**TASK REQUIREMENTS**
Using the listing below, report all lines holding the word "content".

**DATA ENTRIES**

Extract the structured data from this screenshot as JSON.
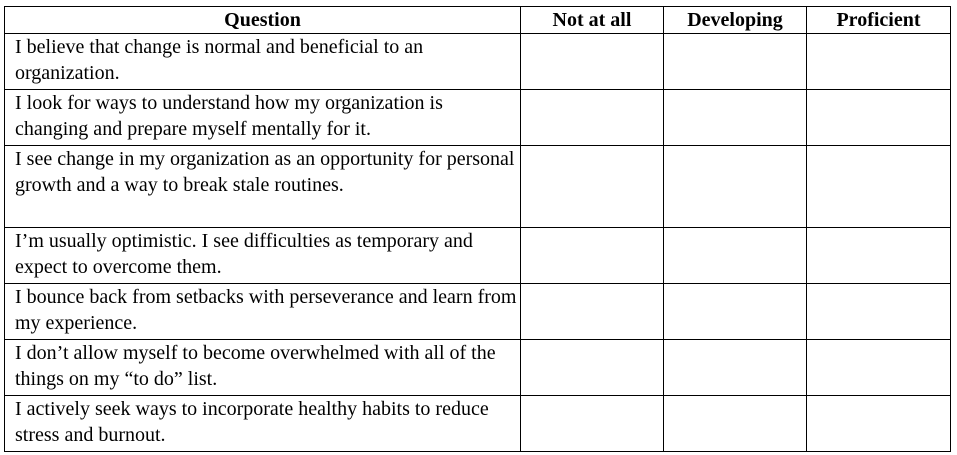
{
  "headers": {
    "question": "Question",
    "not_at_all": "Not at all",
    "developing": "Developing",
    "proficient": "Proficient"
  },
  "rows": [
    {
      "question": "I believe that change is normal and beneficial to an organization."
    },
    {
      "question": "I look for ways to understand how my organization is changing and prepare myself mentally for it."
    },
    {
      "question": "I see change in my organization as an opportunity for personal growth and a way to break stale routines."
    },
    {
      "question": "I’m usually optimistic.  I see difficulties as temporary and expect to overcome them."
    },
    {
      "question": "I bounce back from setbacks with perseverance and learn from my experience."
    },
    {
      "question": "I don’t allow myself to become overwhelmed with all of the things on my “to do” list."
    },
    {
      "question": "I actively seek ways to incorporate healthy habits to reduce stress and burnout."
    }
  ]
}
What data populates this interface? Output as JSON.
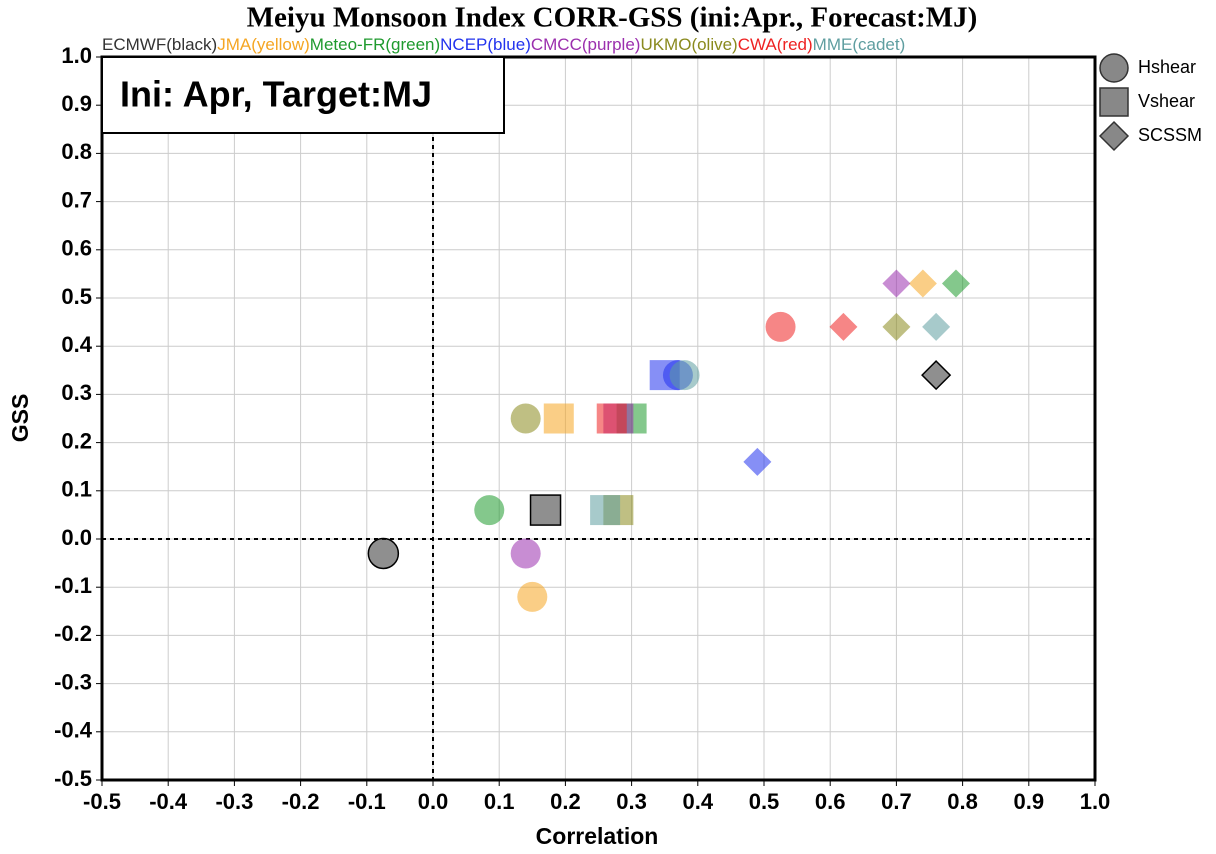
{
  "chart_data": {
    "type": "scatter",
    "title": "Meiyu Monsoon Index CORR-GSS (ini:Apr., Forecast:MJ)",
    "annotation": "Ini: Apr, Target:MJ",
    "x_label": "Correlation",
    "y_label": "GSS",
    "xlim": [
      -0.5,
      1.0
    ],
    "ylim": [
      -0.5,
      1.0
    ],
    "xticks": [
      -0.5,
      -0.4,
      -0.3,
      -0.2,
      -0.1,
      {
        "value": 0,
        "label": "0.0"
      },
      0.1,
      0.2,
      0.3,
      0.4,
      0.5,
      0.6,
      0.7,
      0.8,
      0.9,
      {
        "value": 1,
        "label": "1.0"
      }
    ],
    "yticks": [
      -0.5,
      -0.4,
      -0.3,
      -0.2,
      -0.1,
      {
        "value": 0,
        "label": "0.0"
      },
      0.1,
      0.2,
      0.3,
      0.4,
      0.5,
      0.6,
      0.7,
      0.8,
      0.9,
      {
        "value": 1,
        "label": "1.0"
      }
    ],
    "grid": true,
    "shape_legend": [
      "Hshear",
      "Vshear",
      "SCSSM"
    ],
    "series": [
      {
        "name": "ECMWF(black)",
        "color": "#333333",
        "x": [
          -0.075,
          0.17,
          0.76
        ],
        "y": [
          -0.03,
          0.06,
          0.34
        ]
      },
      {
        "name": "JMA(yellow)",
        "color": "#f5a623",
        "x": [
          0.15,
          0.19,
          0.74
        ],
        "y": [
          -0.12,
          0.25,
          0.53
        ]
      },
      {
        "name": "Meteo-FR(green)",
        "color": "#1f9a2e",
        "x": [
          0.085,
          0.3,
          0.79
        ],
        "y": [
          0.06,
          0.25,
          0.53
        ]
      },
      {
        "name": "NCEP(blue)",
        "color": "#2233ee",
        "x": [
          0.37,
          0.35,
          0.49
        ],
        "y": [
          0.34,
          0.34,
          0.16
        ]
      },
      {
        "name": "CMCC(purple)",
        "color": "#9b2fae",
        "x": [
          0.14,
          0.28,
          0.7
        ],
        "y": [
          -0.03,
          0.25,
          0.53
        ]
      },
      {
        "name": "UKMO(olive)",
        "color": "#8a8a1e",
        "x": [
          0.14,
          0.28,
          0.7
        ],
        "y": [
          0.25,
          0.06,
          0.44
        ]
      },
      {
        "name": "CWA(red)",
        "color": "#ee2222",
        "x": [
          0.525,
          0.27,
          0.62
        ],
        "y": [
          0.44,
          0.25,
          0.44
        ]
      },
      {
        "name": "MME(cadet)",
        "color": "#5f9ea0",
        "x": [
          0.38,
          0.26,
          0.76
        ],
        "y": [
          0.34,
          0.06,
          0.44
        ]
      }
    ]
  }
}
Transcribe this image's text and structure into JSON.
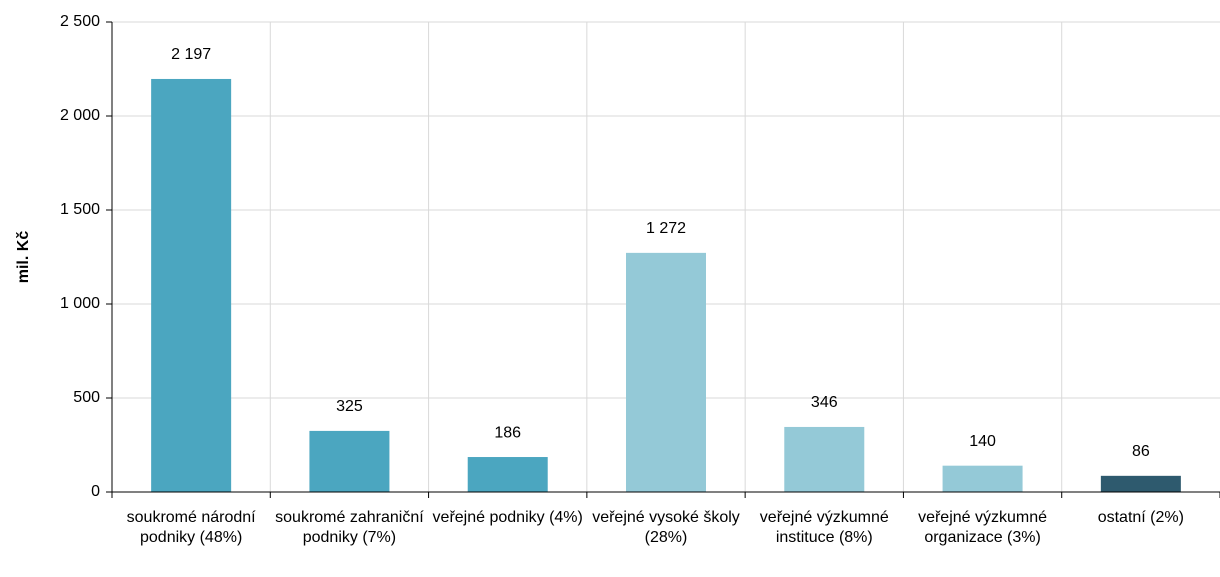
{
  "chart_data": {
    "type": "bar",
    "y_label": "mil. Kč",
    "categories": [
      "soukromé národní podniky (48%)",
      "soukromé zahraniční podniky (7%)",
      "veřejné podniky (4%)",
      "veřejné vysoké školy (28%)",
      "veřejné výzkumné instituce (8%)",
      "veřejné výzkumné organizace (3%)",
      "ostatní (2%)"
    ],
    "values": [
      2197,
      325,
      186,
      1272,
      346,
      140,
      86
    ],
    "value_labels": [
      "2 197",
      "325",
      "186",
      "1 272",
      "346",
      "140",
      "86"
    ],
    "colors": [
      "#4ba6c0",
      "#4ba6c0",
      "#4ba6c0",
      "#94c9d7",
      "#94c9d7",
      "#94c9d7",
      "#2e5a6e"
    ],
    "ylim": [
      0,
      2500
    ],
    "yticks": [
      0,
      500,
      {
        "value": 1000,
        "label": "1 000"
      },
      {
        "value": 1500,
        "label": "1 500"
      },
      {
        "value": 2000,
        "label": "2 000"
      },
      {
        "value": 2500,
        "label": "2 500"
      }
    ],
    "grid": true
  }
}
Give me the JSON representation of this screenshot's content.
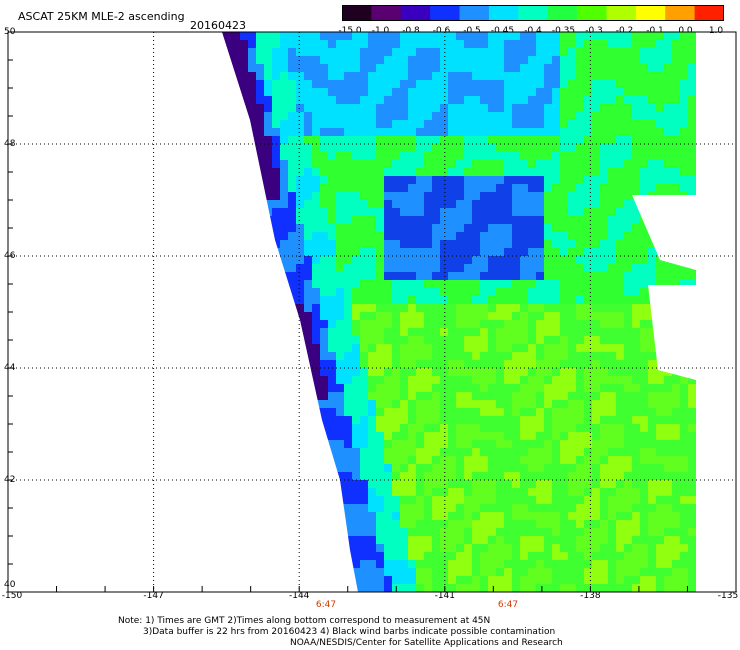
{
  "header": {
    "title": "ASCAT 25KM MLE-2 ascending",
    "date": "20160423"
  },
  "colorbar": {
    "labels": [
      "-15.0",
      "-1.0",
      "-0.8",
      "-0.6",
      "-0.5",
      "-0.45",
      "-0.4",
      "-0.35",
      "-0.3",
      "-0.2",
      "-0.1",
      "0.0",
      "1.0"
    ],
    "colors": [
      "#200020",
      "#5a0070",
      "#3a00c0",
      "#1030ff",
      "#1e90ff",
      "#00e0ff",
      "#00ffc0",
      "#20ff40",
      "#50ff00",
      "#b0ff00",
      "#ffff00",
      "#ffa000",
      "#ff2000"
    ]
  },
  "axes": {
    "lat_labels": [
      "50",
      "48",
      "46",
      "44",
      "42",
      "40"
    ],
    "lon_labels": [
      "-150",
      "-147",
      "-144",
      "-141",
      "-138",
      "-135"
    ],
    "lat_range": [
      40,
      50
    ],
    "lon_range": [
      -150,
      -135
    ]
  },
  "time_labels": [
    "6:47",
    "6:47"
  ],
  "notes": {
    "line1": "Note: 1) Times are GMT 2)Times along bottom correspond to measurement at 45N",
    "line2": "3)Data buffer is 22 hrs from 20160423 4) Black wind barbs indicate possible contamination",
    "line3": "NOAA/NESDIS/Center for Satellite Applications and Research"
  }
}
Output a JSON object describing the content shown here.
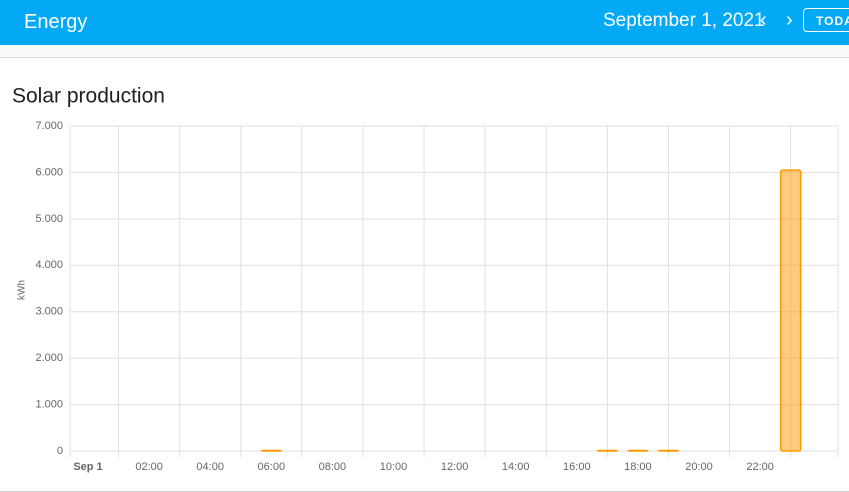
{
  "header": {
    "title": "Energy",
    "date": "September 1, 2021",
    "today_button": "TODAY"
  },
  "chart_data": {
    "type": "bar",
    "title": "Solar production",
    "y_label": "kWh",
    "categories": [
      "Sep 1",
      null,
      "02:00",
      null,
      "04:00",
      null,
      "06:00",
      null,
      "08:00",
      null,
      "10:00",
      null,
      "12:00",
      null,
      "14:00",
      null,
      "16:00",
      null,
      "18:00",
      null,
      "20:00",
      null,
      "22:00",
      null
    ],
    "values": [
      0,
      0,
      0,
      0,
      0,
      0,
      0.01,
      0,
      0,
      0,
      0,
      0,
      0,
      0,
      0,
      0,
      0,
      0.01,
      0.01,
      0.01,
      0,
      0,
      0,
      6.05
    ],
    "color": "#ff9800",
    "ylim": [
      0,
      7
    ],
    "yticks": [
      0,
      {
        "value": 1,
        "label": "1.000"
      },
      {
        "value": 2,
        "label": "2.000"
      },
      {
        "value": 3,
        "label": "3.000"
      },
      {
        "value": 4,
        "label": "4.000"
      },
      {
        "value": 5,
        "label": "5.000"
      },
      {
        "value": 6,
        "label": "6.000"
      },
      {
        "value": 7,
        "label": "7.000"
      }
    ],
    "grid": true
  }
}
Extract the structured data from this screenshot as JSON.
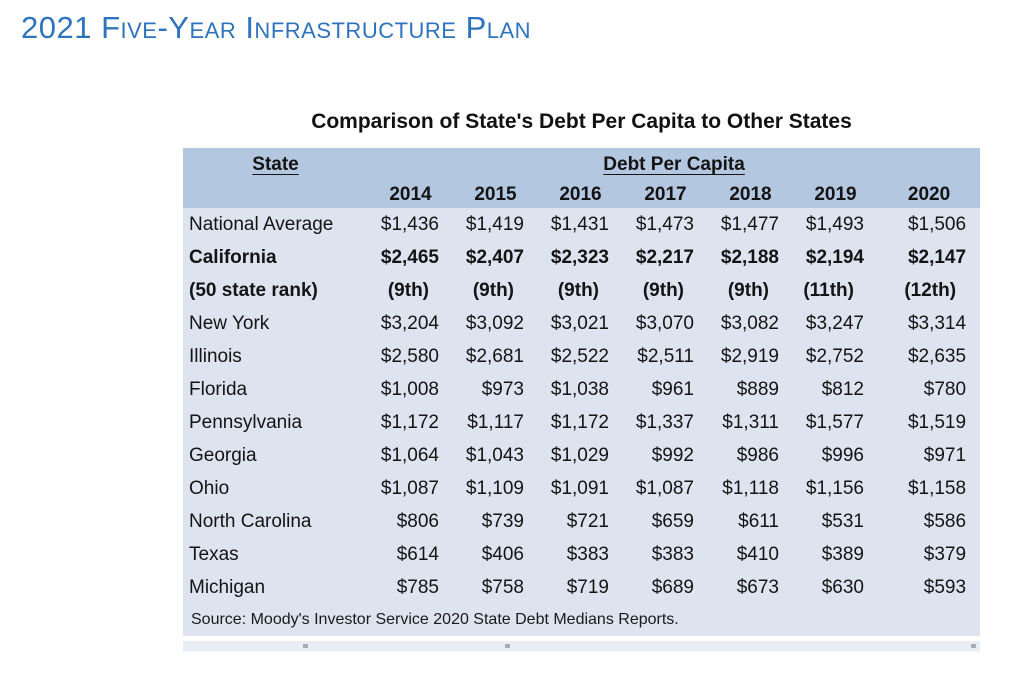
{
  "page": {
    "heading": "2021 Five-Year Infrastructure Plan"
  },
  "colors": {
    "heading_blue": "#2E73BD",
    "table_header_bg": "#b4c7e0",
    "table_body_bg": "#dde4f0"
  },
  "table": {
    "title": "Comparison of State's Debt Per Capita to Other States",
    "state_header": "State",
    "group_header": "Debt Per Capita",
    "years": [
      "2014",
      "2015",
      "2016",
      "2017",
      "2018",
      "2019",
      "2020"
    ],
    "rows": [
      {
        "label": "National Average",
        "bold": false,
        "rank": false,
        "values": [
          "$1,436",
          "$1,419",
          "$1,431",
          "$1,473",
          "$1,477",
          "$1,493",
          "$1,506"
        ]
      },
      {
        "label": "California",
        "bold": true,
        "rank": false,
        "values": [
          "$2,465",
          "$2,407",
          "$2,323",
          "$2,217",
          "$2,188",
          "$2,194",
          "$2,147"
        ]
      },
      {
        "label": "(50 state rank)",
        "bold": true,
        "rank": true,
        "values": [
          "(9th)",
          "(9th)",
          "(9th)",
          "(9th)",
          "(9th)",
          "(11th)",
          "(12th)"
        ]
      },
      {
        "label": "New York",
        "bold": false,
        "rank": false,
        "values": [
          "$3,204",
          "$3,092",
          "$3,021",
          "$3,070",
          "$3,082",
          "$3,247",
          "$3,314"
        ]
      },
      {
        "label": "Illinois",
        "bold": false,
        "rank": false,
        "values": [
          "$2,580",
          "$2,681",
          "$2,522",
          "$2,511",
          "$2,919",
          "$2,752",
          "$2,635"
        ]
      },
      {
        "label": "Florida",
        "bold": false,
        "rank": false,
        "values": [
          "$1,008",
          "$973",
          "$1,038",
          "$961",
          "$889",
          "$812",
          "$780"
        ]
      },
      {
        "label": "Pennsylvania",
        "bold": false,
        "rank": false,
        "values": [
          "$1,172",
          "$1,117",
          "$1,172",
          "$1,337",
          "$1,311",
          "$1,577",
          "$1,519"
        ]
      },
      {
        "label": "Georgia",
        "bold": false,
        "rank": false,
        "values": [
          "$1,064",
          "$1,043",
          "$1,029",
          "$992",
          "$986",
          "$996",
          "$971"
        ]
      },
      {
        "label": "Ohio",
        "bold": false,
        "rank": false,
        "values": [
          "$1,087",
          "$1,109",
          "$1,091",
          "$1,087",
          "$1,118",
          "$1,156",
          "$1,158"
        ]
      },
      {
        "label": "North Carolina",
        "bold": false,
        "rank": false,
        "values": [
          "$806",
          "$739",
          "$721",
          "$659",
          "$611",
          "$531",
          "$586"
        ]
      },
      {
        "label": "Texas",
        "bold": false,
        "rank": false,
        "values": [
          "$614",
          "$406",
          "$383",
          "$383",
          "$410",
          "$389",
          "$379"
        ]
      },
      {
        "label": "Michigan",
        "bold": false,
        "rank": false,
        "values": [
          "$785",
          "$758",
          "$719",
          "$689",
          "$673",
          "$630",
          "$593"
        ]
      }
    ],
    "source": "Source: Moody's Investor Service 2020 State Debt Medians Reports."
  }
}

**OUTPUT OF THE TASK**
Give me the JSON representation of this screenshot's content.
Output a JSON object describing the content shown here.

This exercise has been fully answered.